## start
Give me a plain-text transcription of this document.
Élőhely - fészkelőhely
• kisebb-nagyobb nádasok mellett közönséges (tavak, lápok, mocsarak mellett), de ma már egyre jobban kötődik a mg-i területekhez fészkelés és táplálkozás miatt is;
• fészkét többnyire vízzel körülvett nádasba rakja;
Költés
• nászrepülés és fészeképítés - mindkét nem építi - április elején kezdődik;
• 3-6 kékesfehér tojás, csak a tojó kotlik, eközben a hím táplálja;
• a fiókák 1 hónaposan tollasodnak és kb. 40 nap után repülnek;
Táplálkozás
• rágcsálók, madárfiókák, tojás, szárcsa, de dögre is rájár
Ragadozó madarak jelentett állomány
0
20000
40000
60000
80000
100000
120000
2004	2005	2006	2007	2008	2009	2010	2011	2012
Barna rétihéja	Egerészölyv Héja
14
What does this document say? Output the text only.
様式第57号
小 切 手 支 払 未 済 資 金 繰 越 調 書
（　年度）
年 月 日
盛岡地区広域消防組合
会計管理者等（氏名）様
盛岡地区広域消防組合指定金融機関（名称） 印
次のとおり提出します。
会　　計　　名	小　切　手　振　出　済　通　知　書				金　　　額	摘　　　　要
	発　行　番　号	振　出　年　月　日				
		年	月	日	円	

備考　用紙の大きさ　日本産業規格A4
## end
→ THE REQUEST: Filter the records down to the lines that contain the string "document", and copy those lines.

→ EXERCISE OUTPUT:
Give me a plain-text transcription of this document.
What does this document say? Output the text only.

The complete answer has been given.